Your task | Copy out the listing that follows exactly, dropping every picture.

-- Start Source records --

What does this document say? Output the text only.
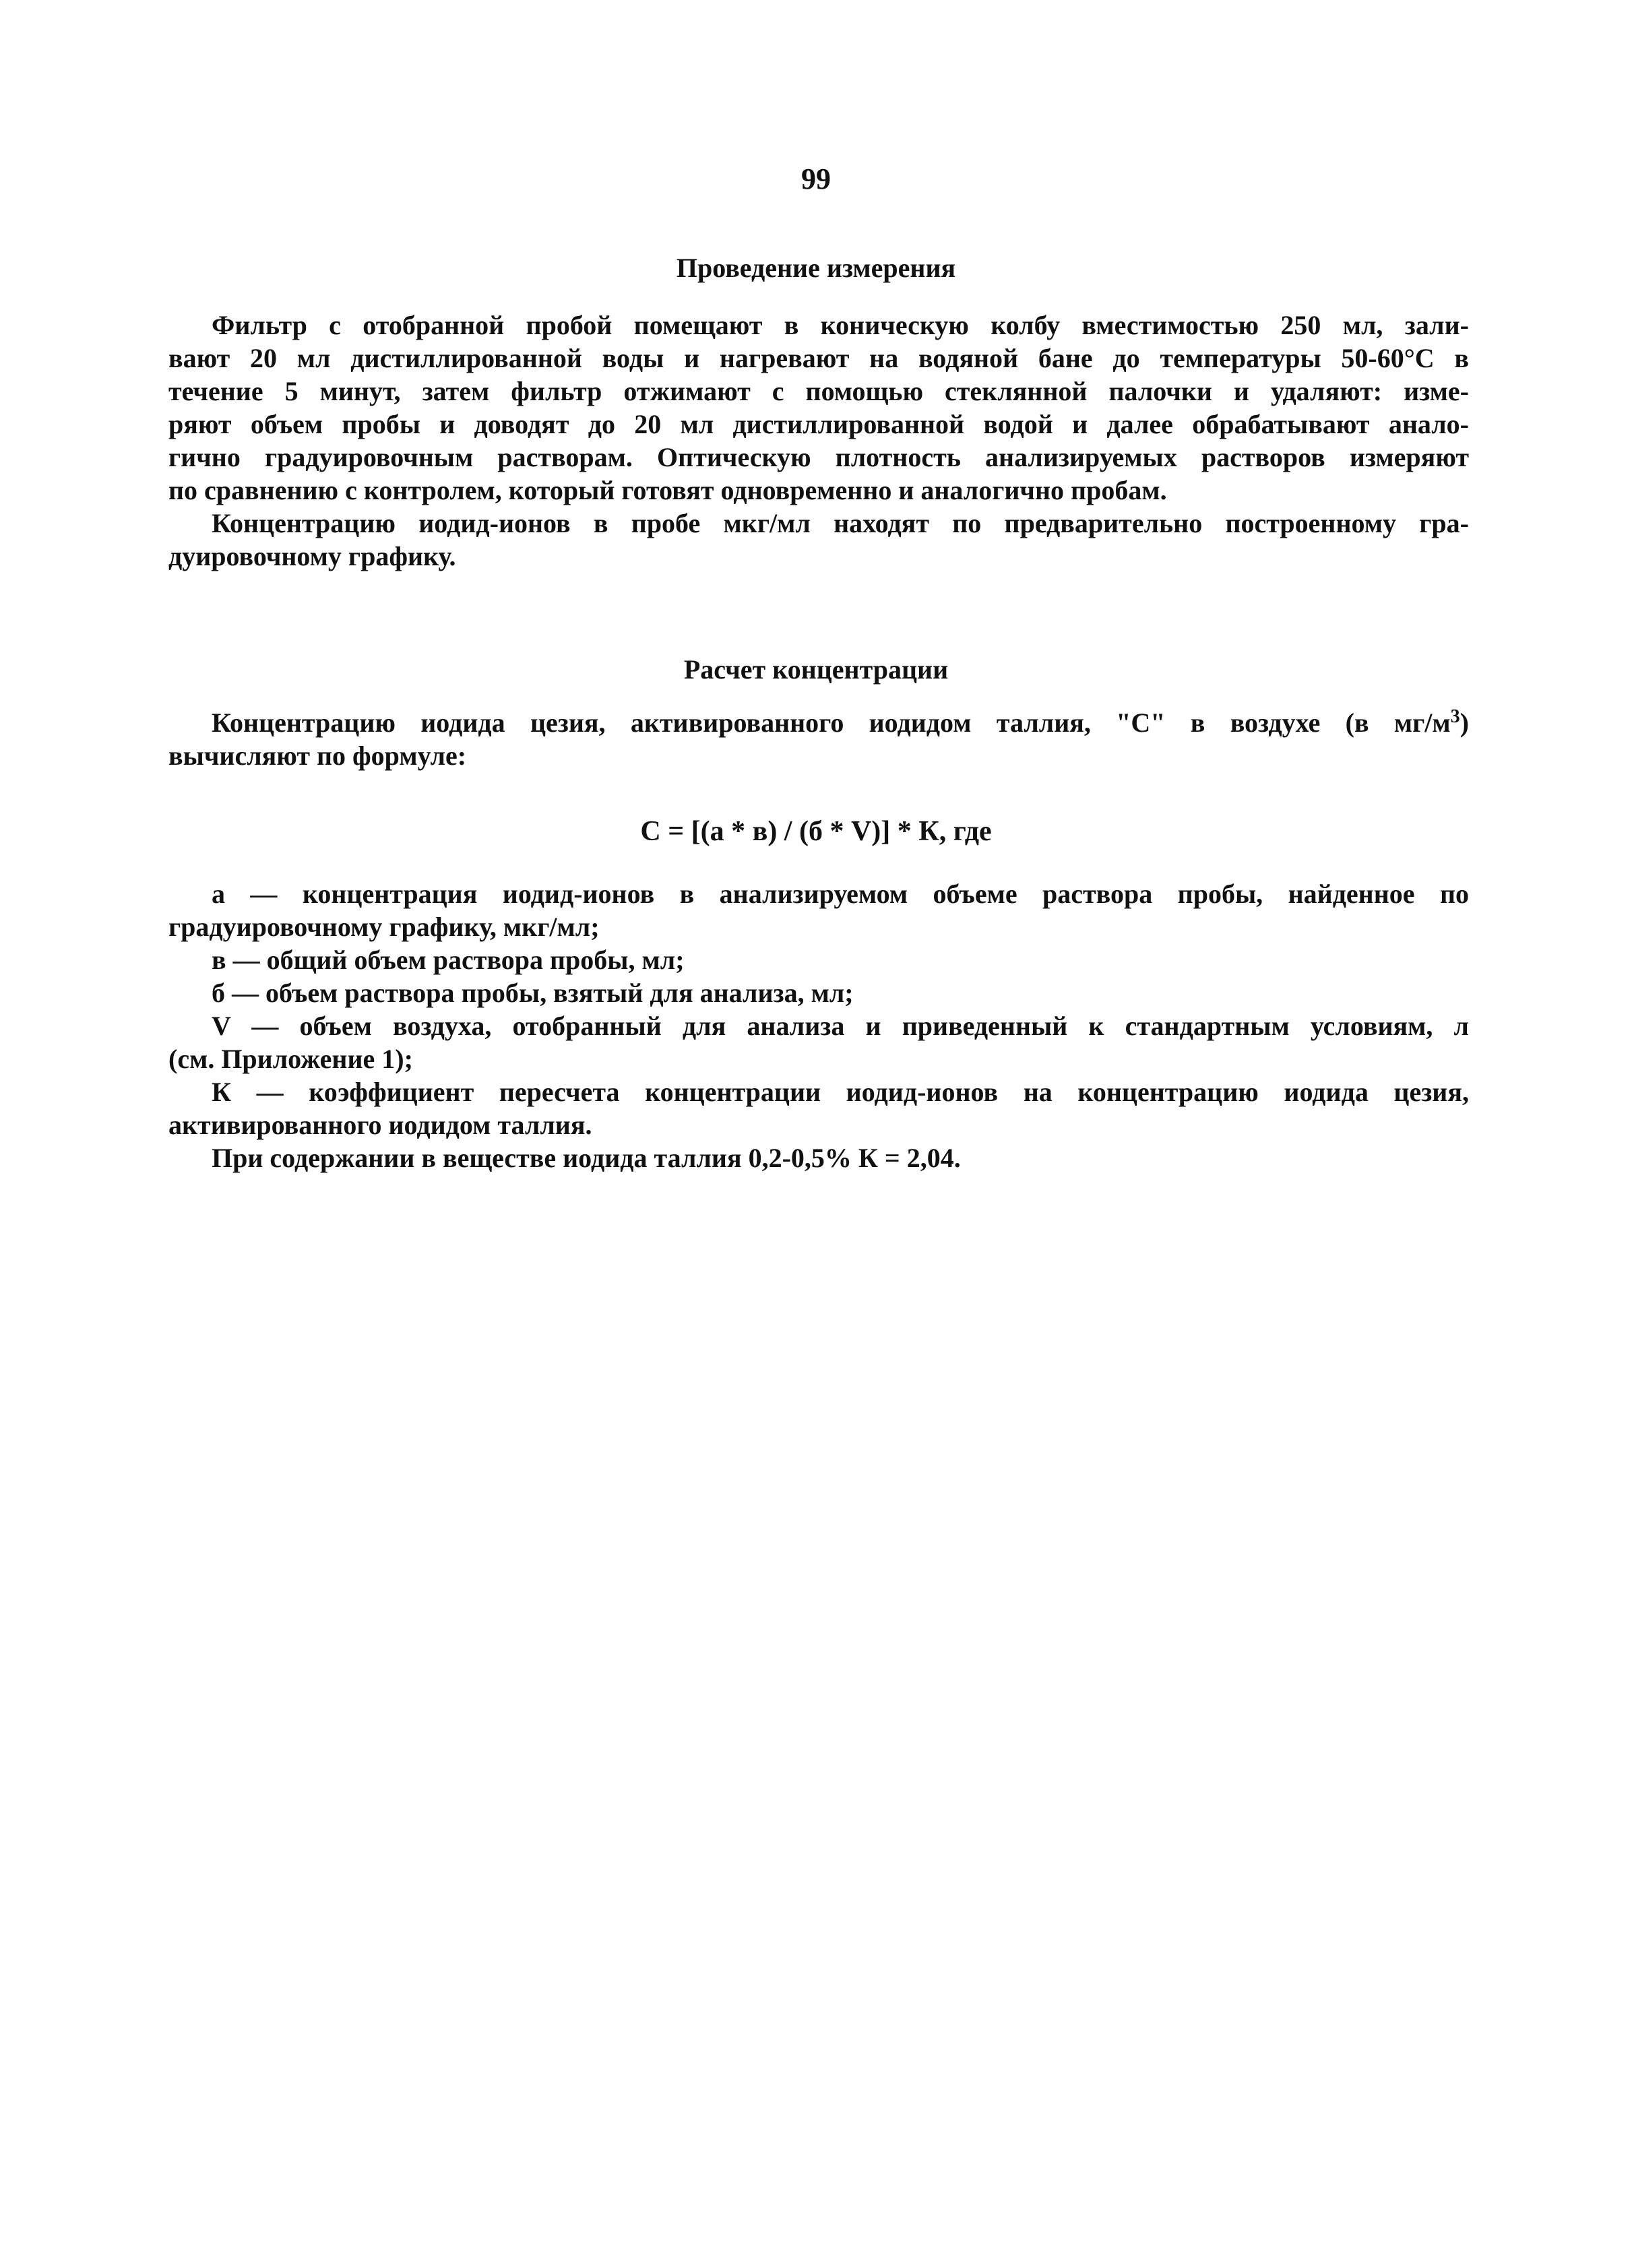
99
Проведение измерения
Фильтр с отобранной пробой помещают в коническую колбу вместимостью 250 мл, зали-
вают 20 мл дистиллированной воды и нагревают на водяной бане до температуры 50-60°С в
течение 5 минут, затем фильтр отжимают с помощью стеклянной палочки и удаляют: изме-
ряют объем пробы и доводят до 20 мл дистиллированной водой и далее обрабатывают анало-
гично градуировочным растворам. Оптическую плотность анализируемых растворов измеряют
по сравнению с контролем, который готовят одновременно и аналогично пробам.
Концентрацию иодид-ионов в пробе мкг/мл находят по предварительно построенному гра-
дуировочному графику.
Расчет концентрации
Концентрацию иодида цезия, активированного иодидом таллия, "С" в воздухе (в $мг/м^3$)
вычисляют по формуле:
С = [(а * в) / (б * V)] * К, где
а — концентрация иодид-ионов в анализируемом объеме раствора пробы, найденное по
градуировочному графику, мкг/мл;
в — общий объем раствора пробы, мл;
б — объем раствора пробы, взятый для анализа, мл;
V — объем воздуха, отобранный для анализа и приведенный к стандартным условиям, л
(см. Приложение 1);
К — коэффициент пересчета концентрации иодид-ионов на концентрацию иодида цезия,
активированного иодидом таллия.
При содержании в веществе иодида таллия 0,2-0,5% К = 2,04.
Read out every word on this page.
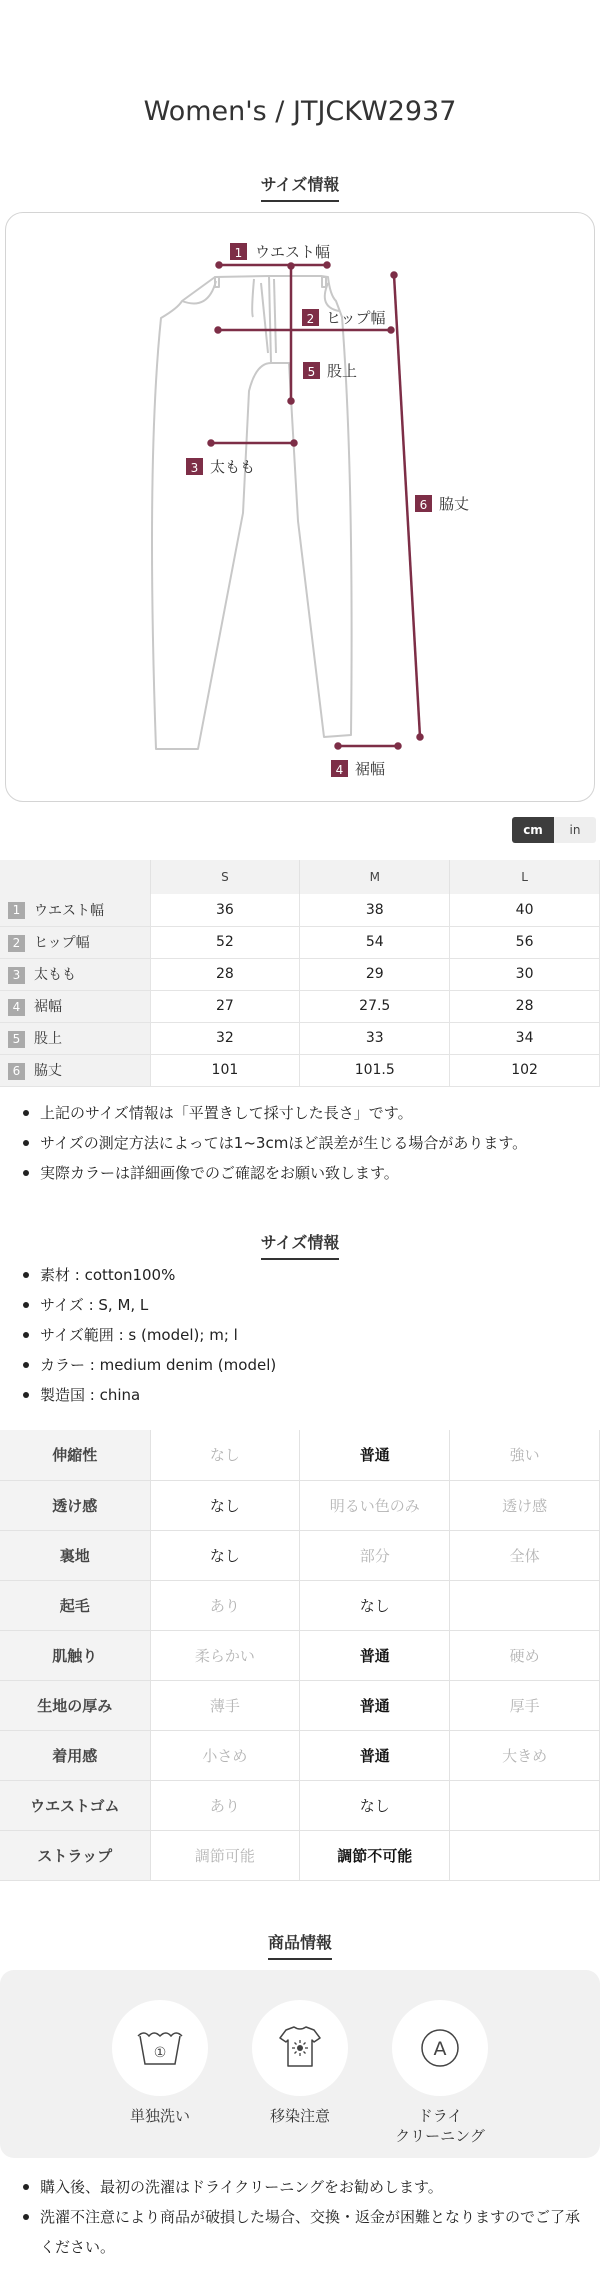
Women's / JTJCKW2937
サイズ情報
1 ウエスト幅
2 ヒップ幅
5 股上
3 太もも
6 脇丈
4 裾幅
cm	in
	S	M	L
1 ウエスト幅	36	38	40
2 ヒップ幅	52	54	56
3 太もも	28	29	30
4 裾幅	27	27.5	28
5 股上	32	33	34
6 脇丈	101	101.5	102
上記のサイズ情報は「平置きして採寸した長さ」です。
サイズの測定方法によっては1~3cmほど誤差が生じる場合があります。
実際カラーは詳細画像でのご確認をお願い致します。
サイズ情報
素材 : cotton100%
サイズ : S, M, L
サイズ範囲 : s (model); m; l
カラー : medium denim (model)
製造国 : china
伸縮性	なし	普通	強い
透け感	なし	明るい色のみ	透け感
裏地	なし	部分	全体
起毛	あり	なし	
肌触り	柔らかい	普通	硬め
生地の厚み	薄手	普通	厚手
着用感	小さめ	普通	大きめ
ウエストゴム	あり	なし	
ストラップ	調節可能	調節不可能	
商品情報
①
単独洗い	移染注意
A
ドライ
クリーニング
購入後、最初の洗濯はドライクリーニングをお勧めします。
洗濯不注意により商品が破損した場合、交換・返金が困難となりますのでご了承ください。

-- End Source records --

Answer to this problem |
What does this document say? Output the text only.
99
Проведение измерения
Фильтр с отобранной пробой помещают в коническую колбу вместимостью 250 мл, зали-
вают 20 мл дистиллированной воды и нагревают на водяной бане до температуры 50-60°С в
течение 5 минут, затем фильтр отжимают с помощью стеклянной палочки и удаляют: изме-
ряют объем пробы и доводят до 20 мл дистиллированной водой и далее обрабатывают анало-
гично градуировочным растворам. Оптическую плотность анализируемых растворов измеряют
по сравнению с контролем, который готовят одновременно и аналогично пробам.
Концентрацию иодид-ионов в пробе мкг/мл находят по предварительно построенному гра-
дуировочному графику.
Расчет концентрации
Концентрацию иодида цезия, активированного иодидом таллия, "С" в воздухе (в $мг/м^3$)
вычисляют по формуле:
С = [(а * в) / (б * V)] * К, где
а — концентрация иодид-ионов в анализируемом объеме раствора пробы, найденное по
градуировочному графику, мкг/мл;
в — общий объем раствора пробы, мл;
б — объем раствора пробы, взятый для анализа, мл;
V — объем воздуха, отобранный для анализа и приведенный к стандартным условиям, л
(см. Приложение 1);
К — коэффициент пересчета концентрации иодид-ионов на концентрацию иодида цезия,
активированного иодидом таллия.
При содержании в веществе иодида таллия 0,2-0,5% К = 2,04.
Read out every word on this page.
Women's / JTJCKW2937
サイズ情報
1 ウエスト幅
2 ヒップ幅
5 股上
3 太もも
6 脇丈
4 裾幅
cm	in
	S	M	L
1 ウエスト幅	36	38	40
2 ヒップ幅	52	54	56
3 太もも	28	29	30
4 裾幅	27	27.5	28
5 股上	32	33	34
6 脇丈	101	101.5	102
上記のサイズ情報は「平置きして採寸した長さ」です。
サイズの測定方法によっては1~3cmほど誤差が生じる場合があります。
実際カラーは詳細画像でのご確認をお願い致します。
サイズ情報
素材 : cotton100%
サイズ : S, M, L
サイズ範囲 : s (model); m; l
カラー : medium denim (model)
製造国 : china
伸縮性	なし	普通	強い
透け感	なし	明るい色のみ	透け感
裏地	なし	部分	全体
起毛	あり	なし	
肌触り	柔らかい	普通	硬め
生地の厚み	薄手	普通	厚手
着用感	小さめ	普通	大きめ
ウエストゴム	あり	なし	
ストラップ	調節可能	調節不可能	
商品情報
①
単独洗い	移染注意
A
ドライ
クリーニング
購入後、最初の洗濯はドライクリーニングをお勧めします。
洗濯不注意により商品が破損した場合、交換・返金が困難となりますのでご了承ください。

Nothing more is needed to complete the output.